**INSTRUCTIONS TO FOLLOW**
Extract every line from the records below that contains the word "cash".

Lines of data
-*-
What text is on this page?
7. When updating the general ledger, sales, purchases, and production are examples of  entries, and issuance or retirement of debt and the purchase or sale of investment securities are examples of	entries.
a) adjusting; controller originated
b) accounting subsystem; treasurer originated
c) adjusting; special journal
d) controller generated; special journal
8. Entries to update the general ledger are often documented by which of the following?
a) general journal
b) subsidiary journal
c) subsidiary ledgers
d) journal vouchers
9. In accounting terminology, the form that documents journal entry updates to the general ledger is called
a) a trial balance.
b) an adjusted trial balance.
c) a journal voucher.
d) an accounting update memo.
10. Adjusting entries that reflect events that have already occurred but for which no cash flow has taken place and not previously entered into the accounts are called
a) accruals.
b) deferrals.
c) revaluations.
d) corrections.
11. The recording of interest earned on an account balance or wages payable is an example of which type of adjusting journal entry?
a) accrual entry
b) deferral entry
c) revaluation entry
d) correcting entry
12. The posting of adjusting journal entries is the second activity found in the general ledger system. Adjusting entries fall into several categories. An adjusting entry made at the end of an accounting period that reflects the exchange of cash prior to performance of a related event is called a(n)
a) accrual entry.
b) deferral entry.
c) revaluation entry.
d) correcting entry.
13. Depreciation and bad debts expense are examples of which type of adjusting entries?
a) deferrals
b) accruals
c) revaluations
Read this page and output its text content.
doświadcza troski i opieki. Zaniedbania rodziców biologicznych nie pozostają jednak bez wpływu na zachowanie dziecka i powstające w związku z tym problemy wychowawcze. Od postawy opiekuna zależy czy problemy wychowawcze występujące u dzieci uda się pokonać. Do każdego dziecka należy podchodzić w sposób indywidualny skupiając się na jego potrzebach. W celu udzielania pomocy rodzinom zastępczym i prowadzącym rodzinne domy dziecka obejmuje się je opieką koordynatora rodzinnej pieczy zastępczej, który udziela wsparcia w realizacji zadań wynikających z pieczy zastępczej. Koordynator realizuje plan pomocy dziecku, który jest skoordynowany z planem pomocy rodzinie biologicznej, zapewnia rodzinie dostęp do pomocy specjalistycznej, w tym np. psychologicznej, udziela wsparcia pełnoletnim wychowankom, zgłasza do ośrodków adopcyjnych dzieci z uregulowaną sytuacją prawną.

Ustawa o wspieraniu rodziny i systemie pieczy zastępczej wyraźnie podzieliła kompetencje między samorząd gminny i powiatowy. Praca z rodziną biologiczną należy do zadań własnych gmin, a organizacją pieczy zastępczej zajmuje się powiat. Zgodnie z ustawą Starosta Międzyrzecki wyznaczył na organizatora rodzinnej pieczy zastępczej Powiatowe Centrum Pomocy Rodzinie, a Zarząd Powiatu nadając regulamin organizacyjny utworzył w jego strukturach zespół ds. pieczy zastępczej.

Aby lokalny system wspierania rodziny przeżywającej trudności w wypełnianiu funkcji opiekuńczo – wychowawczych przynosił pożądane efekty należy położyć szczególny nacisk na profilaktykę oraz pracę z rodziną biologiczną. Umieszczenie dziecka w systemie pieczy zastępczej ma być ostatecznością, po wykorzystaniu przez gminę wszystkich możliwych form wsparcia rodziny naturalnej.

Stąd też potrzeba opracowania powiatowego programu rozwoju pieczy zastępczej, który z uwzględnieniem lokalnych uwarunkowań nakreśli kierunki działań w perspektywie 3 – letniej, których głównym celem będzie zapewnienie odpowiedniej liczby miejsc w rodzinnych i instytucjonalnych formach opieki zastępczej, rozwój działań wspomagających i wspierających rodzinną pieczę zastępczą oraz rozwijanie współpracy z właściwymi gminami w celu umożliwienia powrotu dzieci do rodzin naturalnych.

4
-*-
**FINISHED ANSWER**
10. Adjusting entries that reflect events that have already occurred but for which no cash flow has taken place and not previously entered into the accounts are called
12. The posting of adjusting journal entries is the second activity found in the general ledger system. Adjusting entries fall into several categories. An adjusting entry made at the end of an accounting period that reflects the exchange of cash prior to performance of a related event is called a(n)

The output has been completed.